> _Records that describe figures_

_ _ _ _ _ _ _

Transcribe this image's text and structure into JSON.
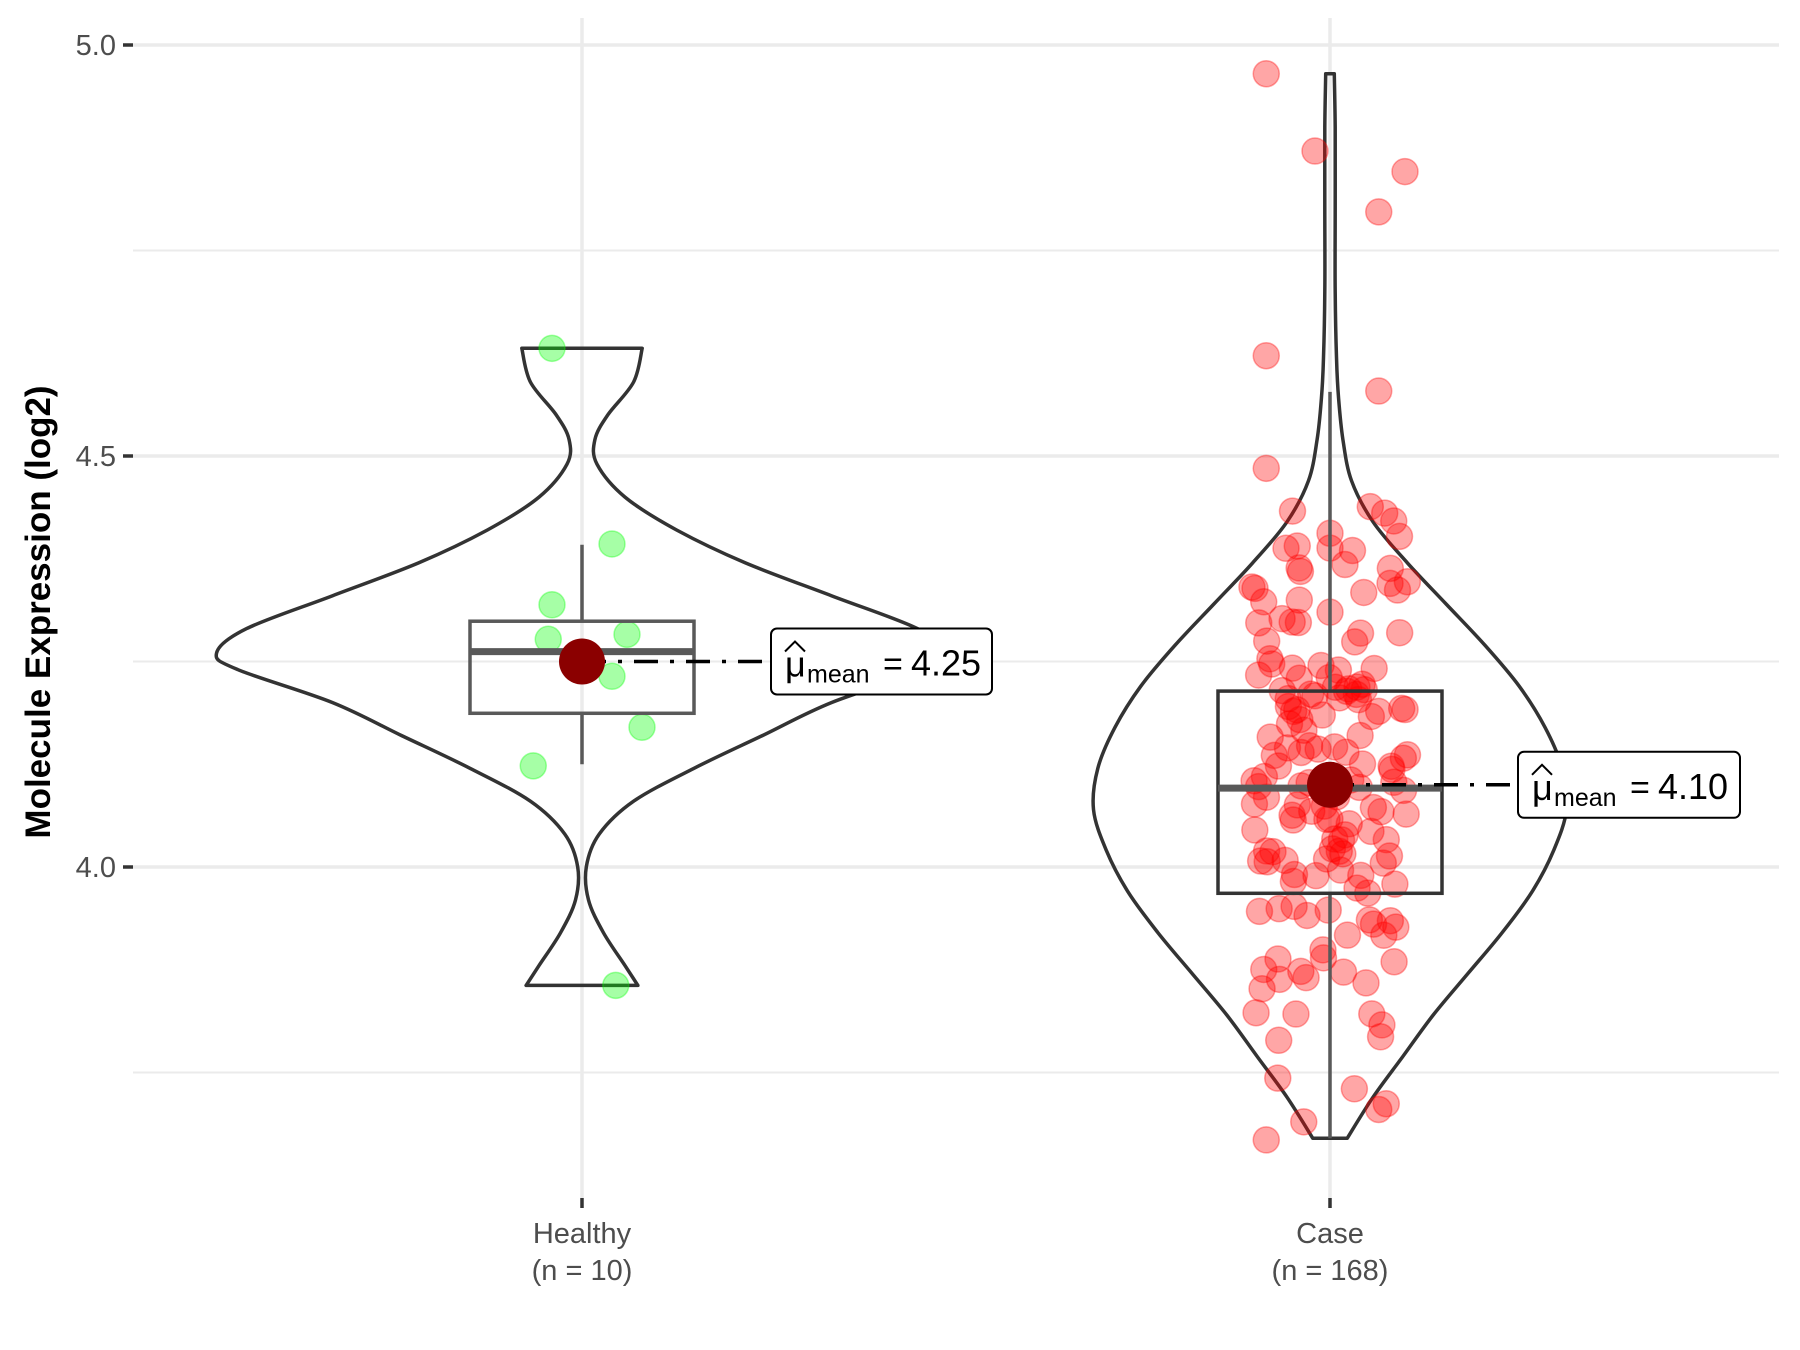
{
  "chart_data": {
    "type": "violin",
    "title": "",
    "xlabel": "",
    "ylabel": "Molecule Expression (log2)",
    "ylim": [
      3.62,
      5.03
    ],
    "yticks": [
      {
        "value": 4.0,
        "label": "4.0"
      },
      {
        "value": 4.5,
        "label": "4.5"
      },
      {
        "value": 5.0,
        "label": "5.0"
      }
    ],
    "minor_gridlines": [
      3.75,
      4.25,
      4.75
    ],
    "grid": true,
    "categories": [
      {
        "name": "Healthy",
        "n_label": "(n = 10)",
        "color": "#00ff00",
        "mean": 4.25,
        "mean_label_symbol": "μ",
        "mean_label_sub": "mean",
        "mean_label_eq": "=",
        "mean_label_value": "4.25",
        "box": {
          "q1": 4.187,
          "median": 4.262,
          "q3": 4.299,
          "whisker_low": 4.125,
          "whisker_high": 4.392
        },
        "violin": {
          "min": 3.856,
          "max": 4.631,
          "density": [
            [
              3.856,
              0.13
            ],
            [
              3.88,
              0.1
            ],
            [
              3.92,
              0.05
            ],
            [
              3.96,
              0.015
            ],
            [
              4.0,
              0.01
            ],
            [
              4.04,
              0.04
            ],
            [
              4.08,
              0.12
            ],
            [
              4.12,
              0.26
            ],
            [
              4.16,
              0.42
            ],
            [
              4.2,
              0.58
            ],
            [
              4.24,
              0.8
            ],
            [
              4.26,
              0.85
            ],
            [
              4.29,
              0.78
            ],
            [
              4.33,
              0.58
            ],
            [
              4.37,
              0.38
            ],
            [
              4.41,
              0.22
            ],
            [
              4.45,
              0.1
            ],
            [
              4.49,
              0.035
            ],
            [
              4.52,
              0.03
            ],
            [
              4.55,
              0.06
            ],
            [
              4.59,
              0.12
            ],
            [
              4.631,
              0.14
            ]
          ]
        },
        "points": [
          {
            "x_jitter": -0.08,
            "y": 4.631
          },
          {
            "x_jitter": 0.08,
            "y": 4.393
          },
          {
            "x_jitter": -0.08,
            "y": 4.319
          },
          {
            "x_jitter": -0.09,
            "y": 4.277
          },
          {
            "x_jitter": 0.12,
            "y": 4.283
          },
          {
            "x_jitter": 0.08,
            "y": 4.232
          },
          {
            "x_jitter": 0.16,
            "y": 4.17
          },
          {
            "x_jitter": -0.13,
            "y": 4.123
          },
          {
            "x_jitter": 0.09,
            "y": 3.856
          },
          {
            "x_jitter": -0.02,
            "y": 4.25
          }
        ]
      },
      {
        "name": "Case",
        "n_label": "(n = 168)",
        "color": "#ff0000",
        "mean": 4.1,
        "mean_label_symbol": "μ",
        "mean_label_sub": "mean",
        "mean_label_eq": "=",
        "mean_label_value": "4.10",
        "box": {
          "q1": 3.968,
          "median": 4.096,
          "q3": 4.214,
          "whisker_low": 3.67,
          "whisker_high": 4.578
        },
        "violin": {
          "min": 3.67,
          "max": 4.965,
          "density": [
            [
              3.67,
              0.04
            ],
            [
              3.72,
              0.1
            ],
            [
              3.77,
              0.17
            ],
            [
              3.82,
              0.24
            ],
            [
              3.87,
              0.32
            ],
            [
              3.92,
              0.4
            ],
            [
              3.97,
              0.47
            ],
            [
              4.02,
              0.52
            ],
            [
              4.07,
              0.55
            ],
            [
              4.12,
              0.54
            ],
            [
              4.17,
              0.5
            ],
            [
              4.22,
              0.44
            ],
            [
              4.27,
              0.36
            ],
            [
              4.32,
              0.27
            ],
            [
              4.37,
              0.18
            ],
            [
              4.42,
              0.1
            ],
            [
              4.47,
              0.05
            ],
            [
              4.52,
              0.03
            ],
            [
              4.57,
              0.02
            ],
            [
              4.62,
              0.015
            ],
            [
              4.7,
              0.012
            ],
            [
              4.8,
              0.012
            ],
            [
              4.9,
              0.012
            ],
            [
              4.965,
              0.01
            ]
          ]
        },
        "points_seed": 168,
        "points": [
          {
            "x_jitter": -0.17,
            "y": 4.965
          },
          {
            "x_jitter": -0.04,
            "y": 4.871
          },
          {
            "x_jitter": 0.2,
            "y": 4.846
          },
          {
            "x_jitter": 0.13,
            "y": 4.797
          },
          {
            "x_jitter": -0.17,
            "y": 4.622
          },
          {
            "x_jitter": 0.13,
            "y": 4.579
          },
          {
            "x_jitter": -0.17,
            "y": 4.485
          },
          {
            "x_jitter": -0.1,
            "y": 4.433
          },
          {
            "x_jitter": 0.17,
            "y": 4.421
          },
          {
            "x_jitter": -0.2,
            "y": 4.339
          },
          {
            "x_jitter": -0.19,
            "y": 4.297
          },
          {
            "x_jitter": 0.0,
            "y": 4.406
          },
          {
            "x_jitter": 0.0,
            "y": 4.388
          },
          {
            "x_jitter": 0.06,
            "y": 4.385
          },
          {
            "x_jitter": 0.04,
            "y": 4.368
          },
          {
            "x_jitter": 0.0,
            "y": 4.31
          },
          {
            "x_jitter": 0.09,
            "y": 4.334
          },
          {
            "x_jitter": 0.16,
            "y": 4.345
          },
          {
            "x_jitter": 0.18,
            "y": 4.337
          },
          {
            "x_jitter": -0.17,
            "y": 3.668
          },
          {
            "x_jitter": -0.07,
            "y": 3.69
          },
          {
            "x_jitter": 0.13,
            "y": 3.705
          },
          {
            "x_jitter": 0.15,
            "y": 3.712
          }
        ]
      }
    ]
  }
}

_ _ _ _ _ _ _

> _WHAT IS ASKED_
What comes back should match the records exactly, minus any pictures.

> _SOLUTION FOR THIS TASK_
Transcribe this image's text and structure into JSON.
{
  "chart_data": {
    "type": "violin",
    "title": "",
    "xlabel": "",
    "ylabel": "Molecule Expression (log2)",
    "ylim": [
      3.62,
      5.03
    ],
    "yticks": [
      {
        "value": 4.0,
        "label": "4.0"
      },
      {
        "value": 4.5,
        "label": "4.5"
      },
      {
        "value": 5.0,
        "label": "5.0"
      }
    ],
    "minor_gridlines": [
      3.75,
      4.25,
      4.75
    ],
    "grid": true,
    "categories": [
      {
        "name": "Healthy",
        "n_label": "(n = 10)",
        "color": "#00ff00",
        "mean": 4.25,
        "mean_label_symbol": "μ",
        "mean_label_sub": "mean",
        "mean_label_eq": "=",
        "mean_label_value": "4.25",
        "box": {
          "q1": 4.187,
          "median": 4.262,
          "q3": 4.299,
          "whisker_low": 4.125,
          "whisker_high": 4.392
        },
        "violin": {
          "min": 3.856,
          "max": 4.631,
          "density": [
            [
              3.856,
              0.13
            ],
            [
              3.88,
              0.1
            ],
            [
              3.92,
              0.05
            ],
            [
              3.96,
              0.015
            ],
            [
              4.0,
              0.01
            ],
            [
              4.04,
              0.04
            ],
            [
              4.08,
              0.12
            ],
            [
              4.12,
              0.26
            ],
            [
              4.16,
              0.42
            ],
            [
              4.2,
              0.58
            ],
            [
              4.24,
              0.8
            ],
            [
              4.26,
              0.85
            ],
            [
              4.29,
              0.78
            ],
            [
              4.33,
              0.58
            ],
            [
              4.37,
              0.38
            ],
            [
              4.41,
              0.22
            ],
            [
              4.45,
              0.1
            ],
            [
              4.49,
              0.035
            ],
            [
              4.52,
              0.03
            ],
            [
              4.55,
              0.06
            ],
            [
              4.59,
              0.12
            ],
            [
              4.631,
              0.14
            ]
          ]
        },
        "points": [
          {
            "x_jitter": -0.08,
            "y": 4.631
          },
          {
            "x_jitter": 0.08,
            "y": 4.393
          },
          {
            "x_jitter": -0.08,
            "y": 4.319
          },
          {
            "x_jitter": -0.09,
            "y": 4.277
          },
          {
            "x_jitter": 0.12,
            "y": 4.283
          },
          {
            "x_jitter": 0.08,
            "y": 4.232
          },
          {
            "x_jitter": 0.16,
            "y": 4.17
          },
          {
            "x_jitter": -0.13,
            "y": 4.123
          },
          {
            "x_jitter": 0.09,
            "y": 3.856
          },
          {
            "x_jitter": -0.02,
            "y": 4.25
          }
        ]
      },
      {
        "name": "Case",
        "n_label": "(n = 168)",
        "color": "#ff0000",
        "mean": 4.1,
        "mean_label_symbol": "μ",
        "mean_label_sub": "mean",
        "mean_label_eq": "=",
        "mean_label_value": "4.10",
        "box": {
          "q1": 3.968,
          "median": 4.096,
          "q3": 4.214,
          "whisker_low": 3.67,
          "whisker_high": 4.578
        },
        "violin": {
          "min": 3.67,
          "max": 4.965,
          "density": [
            [
              3.67,
              0.04
            ],
            [
              3.72,
              0.1
            ],
            [
              3.77,
              0.17
            ],
            [
              3.82,
              0.24
            ],
            [
              3.87,
              0.32
            ],
            [
              3.92,
              0.4
            ],
            [
              3.97,
              0.47
            ],
            [
              4.02,
              0.52
            ],
            [
              4.07,
              0.55
            ],
            [
              4.12,
              0.54
            ],
            [
              4.17,
              0.5
            ],
            [
              4.22,
              0.44
            ],
            [
              4.27,
              0.36
            ],
            [
              4.32,
              0.27
            ],
            [
              4.37,
              0.18
            ],
            [
              4.42,
              0.1
            ],
            [
              4.47,
              0.05
            ],
            [
              4.52,
              0.03
            ],
            [
              4.57,
              0.02
            ],
            [
              4.62,
              0.015
            ],
            [
              4.7,
              0.012
            ],
            [
              4.8,
              0.012
            ],
            [
              4.9,
              0.012
            ],
            [
              4.965,
              0.01
            ]
          ]
        },
        "points_seed": 168,
        "points": [
          {
            "x_jitter": -0.17,
            "y": 4.965
          },
          {
            "x_jitter": -0.04,
            "y": 4.871
          },
          {
            "x_jitter": 0.2,
            "y": 4.846
          },
          {
            "x_jitter": 0.13,
            "y": 4.797
          },
          {
            "x_jitter": -0.17,
            "y": 4.622
          },
          {
            "x_jitter": 0.13,
            "y": 4.579
          },
          {
            "x_jitter": -0.17,
            "y": 4.485
          },
          {
            "x_jitter": -0.1,
            "y": 4.433
          },
          {
            "x_jitter": 0.17,
            "y": 4.421
          },
          {
            "x_jitter": -0.2,
            "y": 4.339
          },
          {
            "x_jitter": -0.19,
            "y": 4.297
          },
          {
            "x_jitter": 0.0,
            "y": 4.406
          },
          {
            "x_jitter": 0.0,
            "y": 4.388
          },
          {
            "x_jitter": 0.06,
            "y": 4.385
          },
          {
            "x_jitter": 0.04,
            "y": 4.368
          },
          {
            "x_jitter": 0.0,
            "y": 4.31
          },
          {
            "x_jitter": 0.09,
            "y": 4.334
          },
          {
            "x_jitter": 0.16,
            "y": 4.345
          },
          {
            "x_jitter": 0.18,
            "y": 4.337
          },
          {
            "x_jitter": -0.17,
            "y": 3.668
          },
          {
            "x_jitter": -0.07,
            "y": 3.69
          },
          {
            "x_jitter": 0.13,
            "y": 3.705
          },
          {
            "x_jitter": 0.15,
            "y": 3.712
          }
        ]
      }
    ]
  }
}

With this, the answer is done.